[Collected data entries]
= = =
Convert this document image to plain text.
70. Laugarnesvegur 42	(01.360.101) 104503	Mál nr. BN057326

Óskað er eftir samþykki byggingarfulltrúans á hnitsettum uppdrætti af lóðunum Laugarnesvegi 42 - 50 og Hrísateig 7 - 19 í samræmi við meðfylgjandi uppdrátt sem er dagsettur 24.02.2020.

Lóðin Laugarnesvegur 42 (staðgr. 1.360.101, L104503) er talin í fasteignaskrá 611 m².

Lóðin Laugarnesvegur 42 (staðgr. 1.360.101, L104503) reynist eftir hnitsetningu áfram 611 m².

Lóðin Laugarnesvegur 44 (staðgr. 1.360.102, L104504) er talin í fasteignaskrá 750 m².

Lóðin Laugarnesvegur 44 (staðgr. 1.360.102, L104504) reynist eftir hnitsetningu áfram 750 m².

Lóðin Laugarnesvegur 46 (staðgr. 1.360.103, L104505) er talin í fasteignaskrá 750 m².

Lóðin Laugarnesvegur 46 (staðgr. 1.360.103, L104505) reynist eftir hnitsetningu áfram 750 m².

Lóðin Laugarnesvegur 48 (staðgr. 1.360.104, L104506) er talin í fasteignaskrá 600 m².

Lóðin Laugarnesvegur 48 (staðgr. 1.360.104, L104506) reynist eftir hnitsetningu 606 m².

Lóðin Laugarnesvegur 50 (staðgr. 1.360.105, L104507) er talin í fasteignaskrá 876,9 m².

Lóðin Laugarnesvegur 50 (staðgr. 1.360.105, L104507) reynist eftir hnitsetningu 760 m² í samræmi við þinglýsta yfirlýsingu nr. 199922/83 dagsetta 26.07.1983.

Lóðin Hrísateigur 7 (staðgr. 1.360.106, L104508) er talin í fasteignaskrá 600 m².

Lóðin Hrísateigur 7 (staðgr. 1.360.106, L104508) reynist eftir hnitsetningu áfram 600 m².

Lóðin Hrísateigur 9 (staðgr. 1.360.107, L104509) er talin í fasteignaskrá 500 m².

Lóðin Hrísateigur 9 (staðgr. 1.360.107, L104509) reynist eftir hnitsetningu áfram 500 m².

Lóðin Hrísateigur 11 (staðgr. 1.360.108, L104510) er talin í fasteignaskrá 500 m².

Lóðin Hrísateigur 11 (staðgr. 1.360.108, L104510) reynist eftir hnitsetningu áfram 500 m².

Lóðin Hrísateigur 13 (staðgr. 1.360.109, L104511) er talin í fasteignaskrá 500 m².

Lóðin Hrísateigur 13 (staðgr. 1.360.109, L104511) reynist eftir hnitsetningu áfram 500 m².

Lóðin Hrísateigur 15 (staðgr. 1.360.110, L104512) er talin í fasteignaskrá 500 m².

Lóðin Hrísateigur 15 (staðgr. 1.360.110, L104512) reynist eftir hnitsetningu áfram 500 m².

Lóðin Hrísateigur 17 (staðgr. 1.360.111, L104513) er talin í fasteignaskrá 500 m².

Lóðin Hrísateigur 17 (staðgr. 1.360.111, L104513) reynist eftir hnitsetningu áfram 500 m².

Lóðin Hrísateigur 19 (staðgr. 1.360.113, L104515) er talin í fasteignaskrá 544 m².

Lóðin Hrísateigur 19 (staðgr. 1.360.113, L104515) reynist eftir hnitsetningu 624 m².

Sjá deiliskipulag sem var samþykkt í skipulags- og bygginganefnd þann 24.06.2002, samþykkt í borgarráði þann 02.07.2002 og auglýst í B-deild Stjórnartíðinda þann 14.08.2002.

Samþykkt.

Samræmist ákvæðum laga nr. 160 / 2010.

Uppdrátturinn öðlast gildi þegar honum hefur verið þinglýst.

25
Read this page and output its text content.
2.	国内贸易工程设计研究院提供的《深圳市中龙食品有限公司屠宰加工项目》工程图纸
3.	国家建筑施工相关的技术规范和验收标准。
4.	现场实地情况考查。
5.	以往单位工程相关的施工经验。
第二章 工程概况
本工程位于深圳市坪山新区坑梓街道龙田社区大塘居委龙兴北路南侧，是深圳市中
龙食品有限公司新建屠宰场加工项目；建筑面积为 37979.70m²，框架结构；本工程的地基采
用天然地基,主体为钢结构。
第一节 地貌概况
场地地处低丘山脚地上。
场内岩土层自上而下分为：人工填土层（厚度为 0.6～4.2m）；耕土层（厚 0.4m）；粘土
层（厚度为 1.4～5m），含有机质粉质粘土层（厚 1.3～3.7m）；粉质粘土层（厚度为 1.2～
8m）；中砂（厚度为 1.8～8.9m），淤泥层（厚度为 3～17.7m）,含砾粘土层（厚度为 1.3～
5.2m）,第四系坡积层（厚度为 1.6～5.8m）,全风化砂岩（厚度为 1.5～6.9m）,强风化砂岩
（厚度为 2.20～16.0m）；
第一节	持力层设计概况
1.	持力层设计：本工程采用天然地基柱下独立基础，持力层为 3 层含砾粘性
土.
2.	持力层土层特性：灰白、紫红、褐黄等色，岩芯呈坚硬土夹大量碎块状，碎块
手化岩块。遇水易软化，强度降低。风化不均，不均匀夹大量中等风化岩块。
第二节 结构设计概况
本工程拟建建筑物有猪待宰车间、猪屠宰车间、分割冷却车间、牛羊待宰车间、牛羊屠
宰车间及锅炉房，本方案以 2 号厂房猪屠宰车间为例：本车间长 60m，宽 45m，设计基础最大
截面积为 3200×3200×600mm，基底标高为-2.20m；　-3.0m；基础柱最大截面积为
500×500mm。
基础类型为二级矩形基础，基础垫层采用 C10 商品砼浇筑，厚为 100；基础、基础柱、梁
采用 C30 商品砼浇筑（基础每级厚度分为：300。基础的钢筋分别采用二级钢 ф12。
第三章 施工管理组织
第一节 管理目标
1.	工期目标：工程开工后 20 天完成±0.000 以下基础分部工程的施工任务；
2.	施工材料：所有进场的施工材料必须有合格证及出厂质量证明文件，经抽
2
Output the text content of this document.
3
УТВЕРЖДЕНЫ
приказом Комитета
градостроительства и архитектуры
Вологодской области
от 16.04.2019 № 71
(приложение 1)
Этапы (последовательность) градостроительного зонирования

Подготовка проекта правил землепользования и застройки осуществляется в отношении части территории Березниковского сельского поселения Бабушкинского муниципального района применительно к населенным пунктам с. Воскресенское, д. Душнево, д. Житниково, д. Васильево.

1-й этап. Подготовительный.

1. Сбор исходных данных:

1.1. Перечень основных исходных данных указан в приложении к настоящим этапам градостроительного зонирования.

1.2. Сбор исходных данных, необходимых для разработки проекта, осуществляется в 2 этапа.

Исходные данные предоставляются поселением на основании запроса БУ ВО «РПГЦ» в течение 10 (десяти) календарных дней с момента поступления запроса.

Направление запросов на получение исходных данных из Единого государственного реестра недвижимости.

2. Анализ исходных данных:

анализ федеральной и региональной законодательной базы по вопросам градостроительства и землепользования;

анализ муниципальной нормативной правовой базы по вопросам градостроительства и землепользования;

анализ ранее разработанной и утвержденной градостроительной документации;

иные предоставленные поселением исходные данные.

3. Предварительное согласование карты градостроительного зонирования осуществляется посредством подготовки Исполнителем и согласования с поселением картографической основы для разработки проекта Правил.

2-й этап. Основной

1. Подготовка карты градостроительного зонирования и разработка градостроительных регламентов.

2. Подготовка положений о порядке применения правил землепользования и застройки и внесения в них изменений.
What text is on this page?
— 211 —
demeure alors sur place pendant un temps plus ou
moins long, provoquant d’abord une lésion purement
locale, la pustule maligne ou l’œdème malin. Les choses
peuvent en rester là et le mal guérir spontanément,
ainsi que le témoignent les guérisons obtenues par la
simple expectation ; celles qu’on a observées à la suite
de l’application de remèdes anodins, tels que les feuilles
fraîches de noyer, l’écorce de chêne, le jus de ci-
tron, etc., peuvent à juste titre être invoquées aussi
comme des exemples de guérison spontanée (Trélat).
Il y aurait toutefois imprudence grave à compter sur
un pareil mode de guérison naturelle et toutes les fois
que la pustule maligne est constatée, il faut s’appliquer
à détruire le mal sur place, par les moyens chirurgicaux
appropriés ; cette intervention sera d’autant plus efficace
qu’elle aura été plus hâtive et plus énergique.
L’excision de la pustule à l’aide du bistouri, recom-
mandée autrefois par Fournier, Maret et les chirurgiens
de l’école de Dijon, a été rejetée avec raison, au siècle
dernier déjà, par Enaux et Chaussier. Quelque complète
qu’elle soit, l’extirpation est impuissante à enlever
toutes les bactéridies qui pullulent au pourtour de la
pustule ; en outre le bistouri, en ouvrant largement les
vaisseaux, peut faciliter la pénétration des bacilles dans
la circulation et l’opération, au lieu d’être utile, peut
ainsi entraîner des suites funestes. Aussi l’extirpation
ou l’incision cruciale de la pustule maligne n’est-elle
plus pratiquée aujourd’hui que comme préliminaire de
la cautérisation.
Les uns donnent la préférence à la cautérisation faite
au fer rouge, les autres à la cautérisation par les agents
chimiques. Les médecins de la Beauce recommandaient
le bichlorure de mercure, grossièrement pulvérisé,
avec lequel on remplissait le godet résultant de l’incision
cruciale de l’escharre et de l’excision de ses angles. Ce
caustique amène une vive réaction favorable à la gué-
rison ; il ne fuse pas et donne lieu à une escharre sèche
= = =
__Exercise description__
Where a line above includes "Laugarnesvegur", copy that line.

__Written answer__
70. Laugarnesvegur 42	(01.360.101) 104503	Mál nr. BN057326
Lóðin Laugarnesvegur 42 (staðgr. 1.360.101, L104503) er talin í fasteignaskrá 611 m².
Lóðin Laugarnesvegur 42 (staðgr. 1.360.101, L104503) reynist eftir hnitsetningu áfram 611 m².
Lóðin Laugarnesvegur 44 (staðgr. 1.360.102, L104504) er talin í fasteignaskrá 750 m².
Lóðin Laugarnesvegur 44 (staðgr. 1.360.102, L104504) reynist eftir hnitsetningu áfram 750 m².
Lóðin Laugarnesvegur 46 (staðgr. 1.360.103, L104505) er talin í fasteignaskrá 750 m².
Lóðin Laugarnesvegur 46 (staðgr. 1.360.103, L104505) reynist eftir hnitsetningu áfram 750 m².
Lóðin Laugarnesvegur 48 (staðgr. 1.360.104, L104506) er talin í fasteignaskrá 600 m².
Lóðin Laugarnesvegur 48 (staðgr. 1.360.104, L104506) reynist eftir hnitsetningu 606 m².
Lóðin Laugarnesvegur 50 (staðgr. 1.360.105, L104507) er talin í fasteignaskrá 876,9 m².
Lóðin Laugarnesvegur 50 (staðgr. 1.360.105, L104507) reynist eftir hnitsetningu 760 m² í samræmi við þinglýsta yfirlýsingu nr. 199922/83 dagsetta 26.07.1983.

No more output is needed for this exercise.